Write out all lines holding the word "Monthly".

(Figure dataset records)
----

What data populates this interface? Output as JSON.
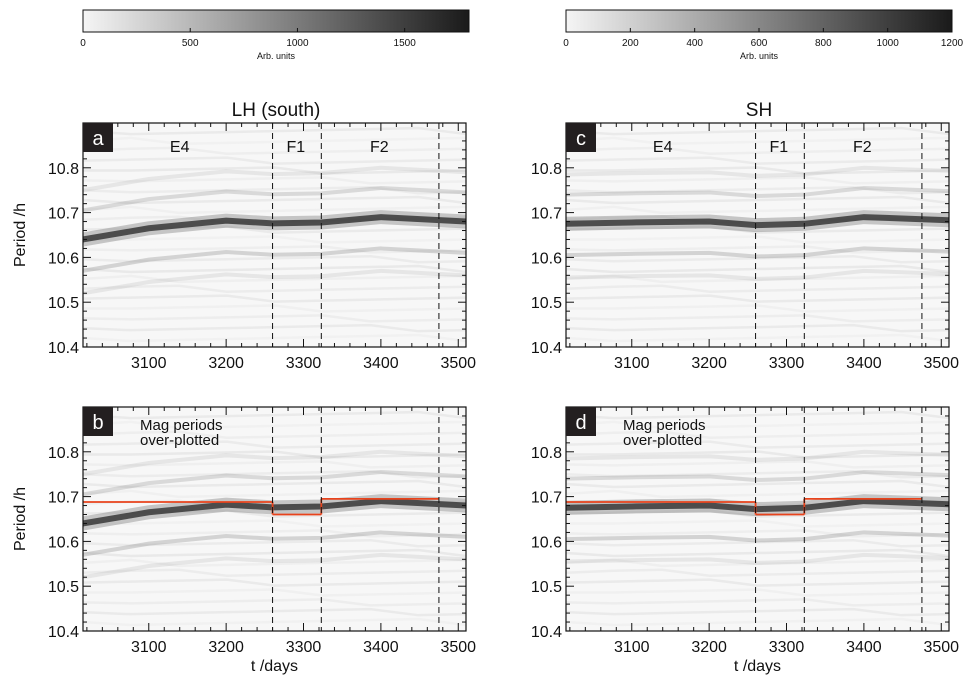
{
  "colorbars": [
    {
      "ticks": [
        0,
        500,
        1000,
        1500
      ],
      "max": 1800,
      "label": "Arb. units"
    },
    {
      "ticks": [
        0,
        200,
        400,
        600,
        800,
        1000,
        1200
      ],
      "max": 1200,
      "label": "Arb. units"
    }
  ],
  "column_titles": [
    "LH (south)",
    "SH"
  ],
  "chart_data": [
    {
      "type": "heatmap",
      "panel": "a",
      "xlim": [
        3015,
        3510
      ],
      "ylim": [
        10.4,
        10.9
      ],
      "xticks": [
        3100,
        3200,
        3300,
        3400,
        3500
      ],
      "yticks": [
        10.4,
        10.5,
        10.6,
        10.7,
        10.8
      ],
      "ylabel": "Period /h",
      "xlabel": "",
      "segments": [
        {
          "label": "E4",
          "x": 3140
        },
        {
          "label": "F1",
          "x": 3290
        },
        {
          "label": "F2",
          "x": 3398
        }
      ],
      "dividers": [
        3260,
        3323,
        3475
      ],
      "band": {
        "x": [
          3015,
          3100,
          3200,
          3260,
          3323,
          3400,
          3510
        ],
        "y": [
          10.64,
          10.665,
          10.682,
          10.676,
          10.678,
          10.69,
          10.68
        ]
      },
      "colorbar": 0
    },
    {
      "type": "heatmap",
      "panel": "b",
      "xlim": [
        3015,
        3510
      ],
      "ylim": [
        10.4,
        10.9
      ],
      "xticks": [
        3100,
        3200,
        3300,
        3400,
        3500
      ],
      "yticks": [
        10.4,
        10.5,
        10.6,
        10.7,
        10.8
      ],
      "ylabel": "Period /h",
      "xlabel": "t /days",
      "annotation": [
        "Mag periods",
        "over-plotted"
      ],
      "dividers": [
        3260,
        3323,
        3475
      ],
      "band": {
        "x": [
          3015,
          3100,
          3200,
          3260,
          3323,
          3400,
          3510
        ],
        "y": [
          10.64,
          10.665,
          10.682,
          10.676,
          10.678,
          10.69,
          10.68
        ]
      },
      "mag_periods": [
        {
          "x": [
            3015,
            3260
          ],
          "y": 10.688
        },
        {
          "x": [
            3260,
            3323
          ],
          "y": 10.66
        },
        {
          "x": [
            3323,
            3475
          ],
          "y": 10.695
        }
      ],
      "mag_color": "#e8431c",
      "colorbar": 0
    },
    {
      "type": "heatmap",
      "panel": "c",
      "xlim": [
        3015,
        3510
      ],
      "ylim": [
        10.4,
        10.9
      ],
      "xticks": [
        3100,
        3200,
        3300,
        3400,
        3500
      ],
      "yticks": [
        10.4,
        10.5,
        10.6,
        10.7,
        10.8
      ],
      "ylabel": "",
      "xlabel": "",
      "segments": [
        {
          "label": "E4",
          "x": 3140
        },
        {
          "label": "F1",
          "x": 3290
        },
        {
          "label": "F2",
          "x": 3398
        }
      ],
      "dividers": [
        3260,
        3323,
        3475
      ],
      "band": {
        "x": [
          3015,
          3100,
          3200,
          3260,
          3323,
          3400,
          3510
        ],
        "y": [
          10.675,
          10.678,
          10.68,
          10.672,
          10.675,
          10.69,
          10.683
        ]
      },
      "colorbar": 1
    },
    {
      "type": "heatmap",
      "panel": "d",
      "xlim": [
        3015,
        3510
      ],
      "ylim": [
        10.4,
        10.9
      ],
      "xticks": [
        3100,
        3200,
        3300,
        3400,
        3500
      ],
      "yticks": [
        10.4,
        10.5,
        10.6,
        10.7,
        10.8
      ],
      "ylabel": "",
      "xlabel": "t /days",
      "annotation": [
        "Mag periods",
        "over-plotted"
      ],
      "dividers": [
        3260,
        3323,
        3475
      ],
      "band": {
        "x": [
          3015,
          3100,
          3200,
          3260,
          3323,
          3400,
          3510
        ],
        "y": [
          10.675,
          10.678,
          10.68,
          10.672,
          10.675,
          10.69,
          10.683
        ]
      },
      "mag_periods": [
        {
          "x": [
            3015,
            3260
          ],
          "y": 10.688
        },
        {
          "x": [
            3260,
            3323
          ],
          "y": 10.66
        },
        {
          "x": [
            3323,
            3475
          ],
          "y": 10.695
        }
      ],
      "mag_color": "#e8431c",
      "colorbar": 1
    }
  ]
}
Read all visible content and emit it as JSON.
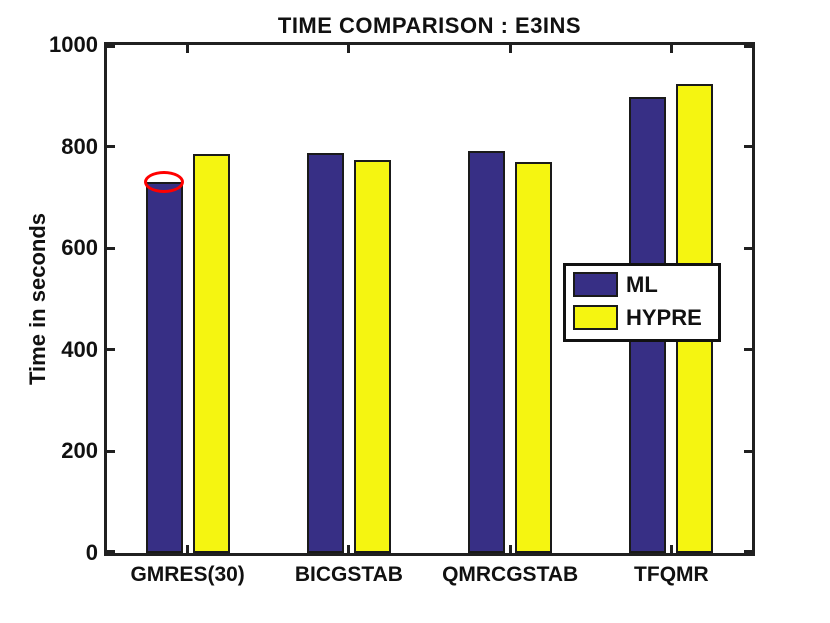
{
  "chart_data": {
    "type": "bar",
    "title": "TIME COMPARISON : E3INS",
    "xlabel": "",
    "ylabel": "Time in seconds",
    "categories": [
      "GMRES(30)",
      "BICGSTAB",
      "QMRCGSTAB",
      "TFQMR"
    ],
    "series": [
      {
        "name": "ML",
        "color": "#372F85",
        "values": [
          730,
          788,
          791,
          898
        ]
      },
      {
        "name": "HYPRE",
        "color": "#F5F511",
        "values": [
          785,
          774,
          770,
          923
        ]
      }
    ],
    "ylim": [
      0,
      1000
    ],
    "yticks": [
      0,
      200,
      400,
      600,
      800,
      1000
    ],
    "grid": false,
    "legend_position": "middle-right",
    "annotation": {
      "shape": "ellipse",
      "color": "#ff0000",
      "category": "GMRES(30)",
      "series": "ML",
      "meaning": "highlighted lowest ML time"
    }
  },
  "colors": {
    "ml_bar": "#372F85",
    "hypre_bar": "#F5F511",
    "bar_edge": "#1a1a1a",
    "axis": "#202020",
    "annotation": "#ff0000",
    "background": "#ffffff",
    "text": "#111111"
  }
}
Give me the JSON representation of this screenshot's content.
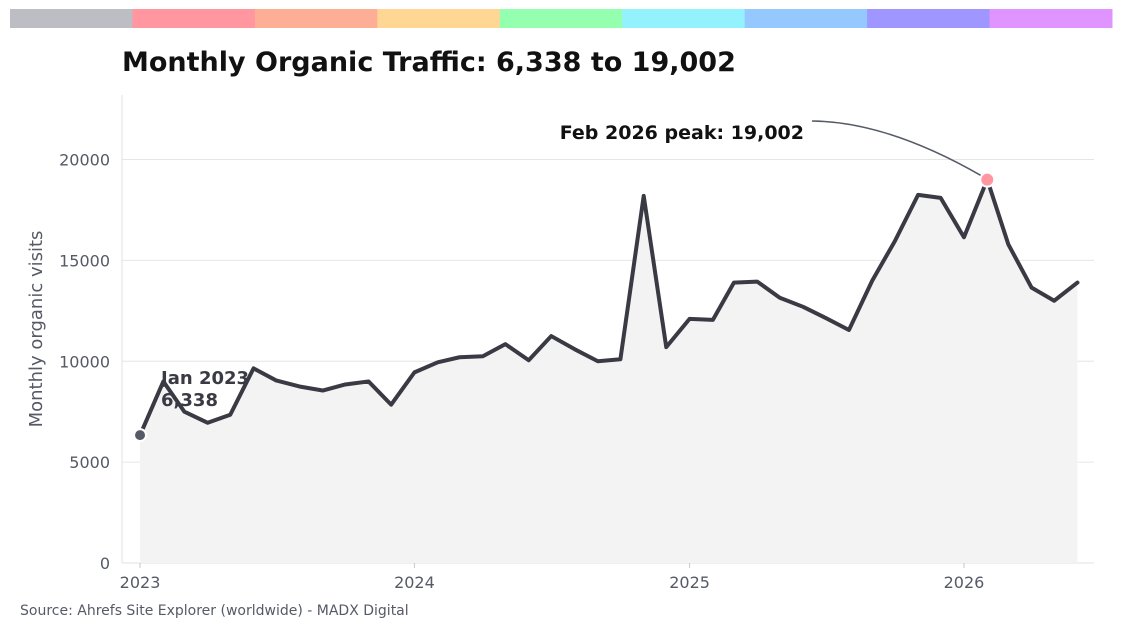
{
  "palette_strip": [
    "#bcbec4",
    "#ff96a0",
    "#ffae96",
    "#ffd694",
    "#94ffae",
    "#94f2ff",
    "#94c8ff",
    "#a096ff",
    "#e094ff"
  ],
  "colors": {
    "line": "#3a3a44",
    "fill": "#f3f3f4",
    "grid": "#e6e6e6",
    "peak_marker": "#ff96a0",
    "start_marker": "#555a66"
  },
  "chart_data": {
    "type": "line",
    "title": "Monthly Organic Traffic: 6,338 to 19,002",
    "xlabel": "",
    "ylabel": "Monthly organic visits",
    "source": "Source: Ahrefs Site Explorer (worldwide) - MADX Digital",
    "grid": true,
    "xlim": [
      "2022-12-08",
      "2026-06-23"
    ],
    "ylim": [
      0,
      23200
    ],
    "x_ticks": [
      {
        "date": "2023-01-01",
        "label": "2023"
      },
      {
        "date": "2024-01-01",
        "label": "2024"
      },
      {
        "date": "2025-01-01",
        "label": "2025"
      },
      {
        "date": "2026-01-01",
        "label": "2026"
      }
    ],
    "y_ticks": [
      0,
      5000,
      10000,
      15000,
      20000
    ],
    "series": [
      {
        "x": [
          "2023-01-01",
          "2023-02-01",
          "2023-03-01",
          "2023-04-01",
          "2023-05-01",
          "2023-06-01",
          "2023-07-01",
          "2023-08-01",
          "2023-09-01",
          "2023-10-01",
          "2023-11-01",
          "2023-12-01",
          "2024-01-01",
          "2024-02-01",
          "2024-03-01",
          "2024-04-01",
          "2024-05-01",
          "2024-06-01",
          "2024-07-01",
          "2024-08-01",
          "2024-09-01",
          "2024-10-01",
          "2024-11-01",
          "2024-12-01",
          "2025-01-01",
          "2025-02-01",
          "2025-03-01",
          "2025-04-01",
          "2025-05-01",
          "2025-06-01",
          "2025-07-01",
          "2025-08-01",
          "2025-09-01",
          "2025-10-01",
          "2025-11-01",
          "2025-12-01",
          "2026-01-01",
          "2026-02-01",
          "2026-03-01",
          "2026-04-01",
          "2026-05-01",
          "2026-06-01"
        ],
        "y": [
          6338,
          9000,
          7500,
          6950,
          7350,
          9650,
          9050,
          8750,
          8550,
          8850,
          9000,
          7850,
          9450,
          9950,
          10200,
          10250,
          10850,
          10050,
          11250,
          10600,
          10000,
          10100,
          18200,
          10700,
          12100,
          12050,
          13900,
          13950,
          13150,
          12700,
          12150,
          11550,
          14000,
          15950,
          18250,
          18100,
          16150,
          19002,
          15800,
          13650,
          13000,
          13900
        ]
      }
    ],
    "annotations": [
      {
        "id": "start",
        "date": "2023-01-01",
        "value": 6338,
        "lines": [
          "Jan 2023",
          "6,338"
        ]
      },
      {
        "id": "peak",
        "date": "2026-02-01",
        "value": 19002,
        "text": "Feb 2026 peak: 19,002"
      }
    ]
  }
}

----

**THE ANSWER:**
    "title": "Monthly Organic Traffic: 6,338 to 19,002",
    "ylabel": "Monthly organic visits",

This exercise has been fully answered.